▸ Provided records
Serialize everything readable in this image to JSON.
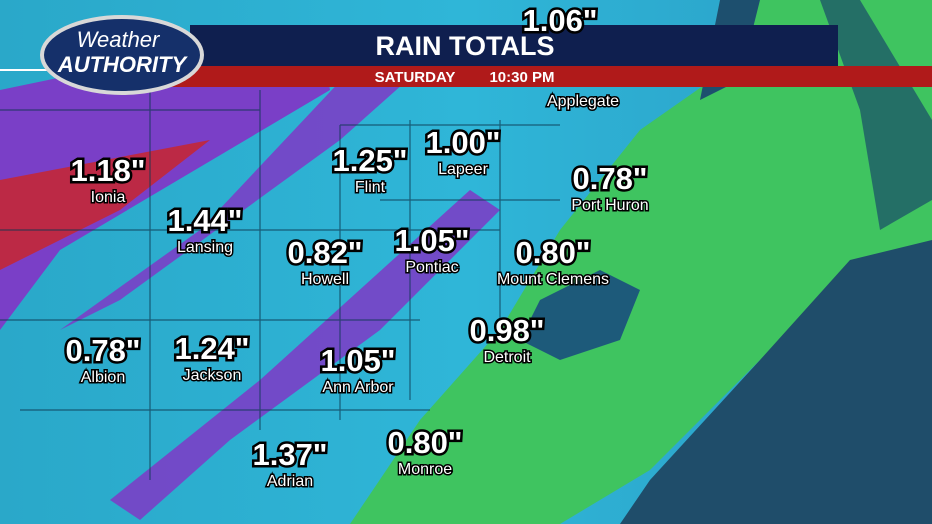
{
  "header": {
    "logo_top": "Weather",
    "logo_bottom": "AUTHORITY",
    "title": "RAIN TOTALS",
    "day": "SATURDAY",
    "time": "10:30 PM"
  },
  "locations": [
    {
      "total": "1.06\""
    },
    {
      "name": "Applegate"
    },
    {
      "total": "1.18\"",
      "name": "Ionia"
    },
    {
      "total": "1.44\"",
      "name": "Lansing"
    },
    {
      "total": "1.25\"",
      "name": "Flint"
    },
    {
      "total": "1.00\"",
      "name": "Lapeer"
    },
    {
      "total": "0.78\"",
      "name": "Port Huron"
    },
    {
      "total": "0.82\"",
      "name": "Howell"
    },
    {
      "total": "1.05\"",
      "name": "Pontiac"
    },
    {
      "total": "0.80\"",
      "name": "Mount Clemens"
    },
    {
      "total": "0.98\"",
      "name": "Detroit"
    },
    {
      "total": "0.78\"",
      "name": "Albion"
    },
    {
      "total": "1.24\"",
      "name": "Jackson"
    },
    {
      "total": "1.05\"",
      "name": "Ann Arbor"
    },
    {
      "total": "1.37\"",
      "name": "Adrian"
    },
    {
      "total": "0.80\"",
      "name": "Monroe"
    }
  ]
}
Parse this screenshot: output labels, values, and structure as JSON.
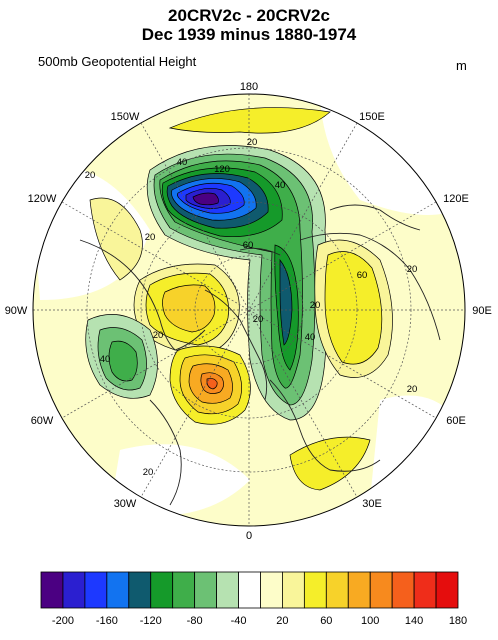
{
  "title_line1": "20CRV2c - 20CRV2c",
  "title_line2": "Dec 1939 minus 1880-1974",
  "subtitle": "500mb Geopotential Height",
  "units": "m",
  "longitude_labels": {
    "top": "180",
    "top_left": "150W",
    "top_right": "150E",
    "upper_left": "120W",
    "upper_right": "120E",
    "left": "90W",
    "right": "90E",
    "lower_left": "60W",
    "lower_right": "60E",
    "bottom_left": "30W",
    "bottom_right": "30E",
    "bottom": "0"
  },
  "contour_labels": [
    "20",
    "20",
    "40",
    "120",
    "40",
    "60",
    "20",
    "20",
    "60",
    "20",
    "40",
    "20",
    "40",
    "20",
    "20",
    "20"
  ],
  "colorbar": {
    "colors": [
      "#4b0082",
      "#2b1fd0",
      "#1d39ff",
      "#1273f0",
      "#0f5a6e",
      "#159a2a",
      "#3fae4a",
      "#6cc174",
      "#b6e2b1",
      "#ffffff",
      "#fdfdc9",
      "#f9f59a",
      "#f5ee2a",
      "#f7d22a",
      "#f8aa22",
      "#f78a1e",
      "#f5601c",
      "#ef2d1a",
      "#e50d0d"
    ],
    "tick_labels": [
      "-200",
      "-160",
      "-120",
      "-80",
      "-40",
      "20",
      "60",
      "100",
      "140",
      "180"
    ]
  },
  "colors": {
    "strong_negative": "#2b1fd0",
    "negative": "#159a2a",
    "weak_negative": "#6cc174",
    "weak_positive": "#fdfdc9",
    "positive": "#f5ee2a",
    "strong_positive": "#f8aa22"
  }
}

▸ Task directions
Transcribe each entry above exactly, apart from the pictures.

▸ Result of the task
Serialize everything readable in this image to JSON.
{
  "header": {
    "logo_top": "Weather",
    "logo_bottom": "AUTHORITY",
    "title": "RAIN TOTALS",
    "day": "SATURDAY",
    "time": "10:30 PM"
  },
  "locations": [
    {
      "total": "1.06\""
    },
    {
      "name": "Applegate"
    },
    {
      "total": "1.18\"",
      "name": "Ionia"
    },
    {
      "total": "1.44\"",
      "name": "Lansing"
    },
    {
      "total": "1.25\"",
      "name": "Flint"
    },
    {
      "total": "1.00\"",
      "name": "Lapeer"
    },
    {
      "total": "0.78\"",
      "name": "Port Huron"
    },
    {
      "total": "0.82\"",
      "name": "Howell"
    },
    {
      "total": "1.05\"",
      "name": "Pontiac"
    },
    {
      "total": "0.80\"",
      "name": "Mount Clemens"
    },
    {
      "total": "0.98\"",
      "name": "Detroit"
    },
    {
      "total": "0.78\"",
      "name": "Albion"
    },
    {
      "total": "1.24\"",
      "name": "Jackson"
    },
    {
      "total": "1.05\"",
      "name": "Ann Arbor"
    },
    {
      "total": "1.37\"",
      "name": "Adrian"
    },
    {
      "total": "0.80\"",
      "name": "Monroe"
    }
  ]
}
Parse this screenshot: output labels, values, and structure as JSON.
{
  "title_line1": "20CRV2c - 20CRV2c",
  "title_line2": "Dec 1939 minus 1880-1974",
  "subtitle": "500mb Geopotential Height",
  "units": "m",
  "longitude_labels": {
    "top": "180",
    "top_left": "150W",
    "top_right": "150E",
    "upper_left": "120W",
    "upper_right": "120E",
    "left": "90W",
    "right": "90E",
    "lower_left": "60W",
    "lower_right": "60E",
    "bottom_left": "30W",
    "bottom_right": "30E",
    "bottom": "0"
  },
  "contour_labels": [
    "20",
    "20",
    "40",
    "120",
    "40",
    "60",
    "20",
    "20",
    "60",
    "20",
    "40",
    "20",
    "40",
    "20",
    "20",
    "20"
  ],
  "colorbar": {
    "colors": [
      "#4b0082",
      "#2b1fd0",
      "#1d39ff",
      "#1273f0",
      "#0f5a6e",
      "#159a2a",
      "#3fae4a",
      "#6cc174",
      "#b6e2b1",
      "#ffffff",
      "#fdfdc9",
      "#f9f59a",
      "#f5ee2a",
      "#f7d22a",
      "#f8aa22",
      "#f78a1e",
      "#f5601c",
      "#ef2d1a",
      "#e50d0d"
    ],
    "tick_labels": [
      "-200",
      "-160",
      "-120",
      "-80",
      "-40",
      "20",
      "60",
      "100",
      "140",
      "180"
    ]
  },
  "colors": {
    "strong_negative": "#2b1fd0",
    "negative": "#159a2a",
    "weak_negative": "#6cc174",
    "weak_positive": "#fdfdc9",
    "positive": "#f5ee2a",
    "strong_positive": "#f8aa22"
  }
}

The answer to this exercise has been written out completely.